Dataset items:
- - - -

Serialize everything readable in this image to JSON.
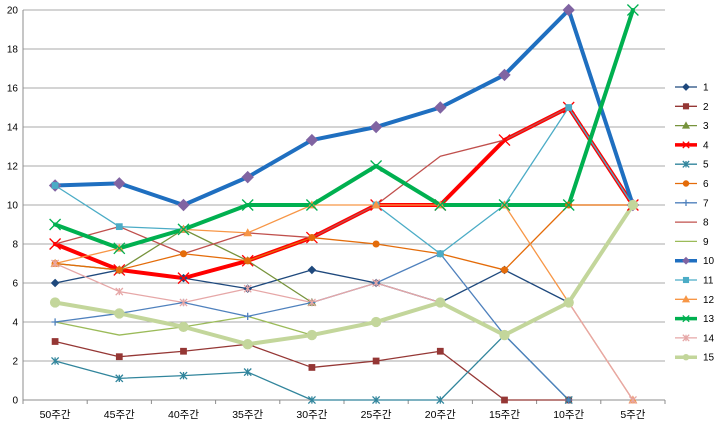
{
  "chart_data": {
    "type": "line",
    "title": "",
    "xlabel": "",
    "ylabel": "",
    "categories": [
      "50주간",
      "45주간",
      "40주간",
      "35주간",
      "30주간",
      "25주간",
      "20주간",
      "15주간",
      "10주간",
      "5주간"
    ],
    "ylim": [
      0,
      20
    ],
    "yticks": [
      0,
      2,
      4,
      6,
      8,
      10,
      12,
      14,
      16,
      18,
      20
    ],
    "grid": true,
    "legend_position": "right",
    "series": [
      {
        "name": "1",
        "color": "#1F497D",
        "marker": "diamond",
        "bold": false,
        "values": [
          6,
          6.67,
          6.25,
          5.71,
          6.67,
          6,
          5,
          6.67,
          5,
          null
        ]
      },
      {
        "name": "2",
        "color": "#953735",
        "marker": "square",
        "bold": false,
        "values": [
          3,
          2.22,
          2.5,
          2.86,
          1.67,
          2,
          2.5,
          0,
          0,
          null
        ]
      },
      {
        "name": "3",
        "color": "#77933C",
        "marker": "triangle",
        "bold": false,
        "values": [
          7,
          6.67,
          8.75,
          7.14,
          5,
          null,
          null,
          null,
          null,
          null
        ]
      },
      {
        "name": "4",
        "color": "#FF0000",
        "marker": "x",
        "bold": true,
        "values": [
          8,
          6.67,
          6.25,
          7.14,
          8.33,
          10,
          10,
          13.33,
          15,
          10
        ]
      },
      {
        "name": "5",
        "color": "#31859C",
        "marker": "star",
        "bold": false,
        "values": [
          2,
          1.11,
          1.25,
          1.43,
          0,
          0,
          0,
          3.33,
          0,
          null
        ]
      },
      {
        "name": "6",
        "color": "#E46C0A",
        "marker": "circle",
        "bold": false,
        "values": [
          7,
          6.67,
          7.5,
          7.14,
          8.33,
          8,
          7.5,
          6.67,
          10,
          10
        ]
      },
      {
        "name": "7",
        "color": "#4F81BD",
        "marker": "plus",
        "bold": false,
        "values": [
          4,
          4.44,
          5,
          4.29,
          5,
          6,
          7.5,
          3.33,
          0,
          null
        ]
      },
      {
        "name": "8",
        "color": "#C0504D",
        "marker": "none",
        "bold": false,
        "values": [
          8,
          8.89,
          7.5,
          8.57,
          8.33,
          10,
          12.5,
          13.33,
          15,
          10
        ]
      },
      {
        "name": "9",
        "color": "#9BBB59",
        "marker": "none",
        "bold": false,
        "values": [
          4,
          3.33,
          3.75,
          4.29,
          3.33,
          null,
          null,
          null,
          null,
          null
        ]
      },
      {
        "name": "10",
        "color": "#1F6FC0",
        "marker": "diamond",
        "bold": true,
        "values": [
          11,
          11.11,
          10,
          11.43,
          13.33,
          14,
          15,
          16.67,
          20,
          10
        ]
      },
      {
        "name": "11",
        "color": "#4BACC6",
        "marker": "square",
        "bold": false,
        "values": [
          11,
          8.89,
          8.75,
          null,
          null,
          10,
          7.5,
          10,
          15,
          10
        ]
      },
      {
        "name": "12",
        "color": "#F79646",
        "marker": "triangle",
        "bold": false,
        "values": [
          7,
          7.78,
          8.75,
          8.57,
          10,
          10,
          10,
          10,
          5,
          0
        ]
      },
      {
        "name": "13",
        "color": "#00B050",
        "marker": "x",
        "bold": true,
        "values": [
          9,
          7.78,
          8.75,
          10,
          10,
          12,
          10,
          10,
          10,
          20
        ]
      },
      {
        "name": "14",
        "color": "#E6A7A7",
        "marker": "star",
        "bold": false,
        "values": [
          7,
          5.56,
          5,
          5.71,
          5,
          6,
          5,
          3.33,
          5,
          0
        ]
      },
      {
        "name": "15",
        "color": "#C3D69B",
        "marker": "circle",
        "bold": true,
        "values": [
          5,
          4.44,
          3.75,
          2.86,
          3.33,
          4,
          5,
          3.33,
          5,
          10
        ]
      }
    ]
  }
}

- - - -

**TO DO:**
Leave the pictures out and output the rest of the listing exactly.

**OUTPUT FOR THIS TASK:**
Serialize everything readable in this image to JSON.
{
  "chart_data": {
    "type": "line",
    "title": "",
    "xlabel": "",
    "ylabel": "",
    "categories": [
      "50주간",
      "45주간",
      "40주간",
      "35주간",
      "30주간",
      "25주간",
      "20주간",
      "15주간",
      "10주간",
      "5주간"
    ],
    "ylim": [
      0,
      20
    ],
    "yticks": [
      0,
      2,
      4,
      6,
      8,
      10,
      12,
      14,
      16,
      18,
      20
    ],
    "grid": true,
    "legend_position": "right",
    "series": [
      {
        "name": "1",
        "color": "#1F497D",
        "marker": "diamond",
        "bold": false,
        "values": [
          6,
          6.67,
          6.25,
          5.71,
          6.67,
          6,
          5,
          6.67,
          5,
          null
        ]
      },
      {
        "name": "2",
        "color": "#953735",
        "marker": "square",
        "bold": false,
        "values": [
          3,
          2.22,
          2.5,
          2.86,
          1.67,
          2,
          2.5,
          0,
          0,
          null
        ]
      },
      {
        "name": "3",
        "color": "#77933C",
        "marker": "triangle",
        "bold": false,
        "values": [
          7,
          6.67,
          8.75,
          7.14,
          5,
          null,
          null,
          null,
          null,
          null
        ]
      },
      {
        "name": "4",
        "color": "#FF0000",
        "marker": "x",
        "bold": true,
        "values": [
          8,
          6.67,
          6.25,
          7.14,
          8.33,
          10,
          10,
          13.33,
          15,
          10
        ]
      },
      {
        "name": "5",
        "color": "#31859C",
        "marker": "star",
        "bold": false,
        "values": [
          2,
          1.11,
          1.25,
          1.43,
          0,
          0,
          0,
          3.33,
          0,
          null
        ]
      },
      {
        "name": "6",
        "color": "#E46C0A",
        "marker": "circle",
        "bold": false,
        "values": [
          7,
          6.67,
          7.5,
          7.14,
          8.33,
          8,
          7.5,
          6.67,
          10,
          10
        ]
      },
      {
        "name": "7",
        "color": "#4F81BD",
        "marker": "plus",
        "bold": false,
        "values": [
          4,
          4.44,
          5,
          4.29,
          5,
          6,
          7.5,
          3.33,
          0,
          null
        ]
      },
      {
        "name": "8",
        "color": "#C0504D",
        "marker": "none",
        "bold": false,
        "values": [
          8,
          8.89,
          7.5,
          8.57,
          8.33,
          10,
          12.5,
          13.33,
          15,
          10
        ]
      },
      {
        "name": "9",
        "color": "#9BBB59",
        "marker": "none",
        "bold": false,
        "values": [
          4,
          3.33,
          3.75,
          4.29,
          3.33,
          null,
          null,
          null,
          null,
          null
        ]
      },
      {
        "name": "10",
        "color": "#1F6FC0",
        "marker": "diamond",
        "bold": true,
        "values": [
          11,
          11.11,
          10,
          11.43,
          13.33,
          14,
          15,
          16.67,
          20,
          10
        ]
      },
      {
        "name": "11",
        "color": "#4BACC6",
        "marker": "square",
        "bold": false,
        "values": [
          11,
          8.89,
          8.75,
          null,
          null,
          10,
          7.5,
          10,
          15,
          10
        ]
      },
      {
        "name": "12",
        "color": "#F79646",
        "marker": "triangle",
        "bold": false,
        "values": [
          7,
          7.78,
          8.75,
          8.57,
          10,
          10,
          10,
          10,
          5,
          0
        ]
      },
      {
        "name": "13",
        "color": "#00B050",
        "marker": "x",
        "bold": true,
        "values": [
          9,
          7.78,
          8.75,
          10,
          10,
          12,
          10,
          10,
          10,
          20
        ]
      },
      {
        "name": "14",
        "color": "#E6A7A7",
        "marker": "star",
        "bold": false,
        "values": [
          7,
          5.56,
          5,
          5.71,
          5,
          6,
          5,
          3.33,
          5,
          0
        ]
      },
      {
        "name": "15",
        "color": "#C3D69B",
        "marker": "circle",
        "bold": true,
        "values": [
          5,
          4.44,
          3.75,
          2.86,
          3.33,
          4,
          5,
          3.33,
          5,
          10
        ]
      }
    ]
  }
}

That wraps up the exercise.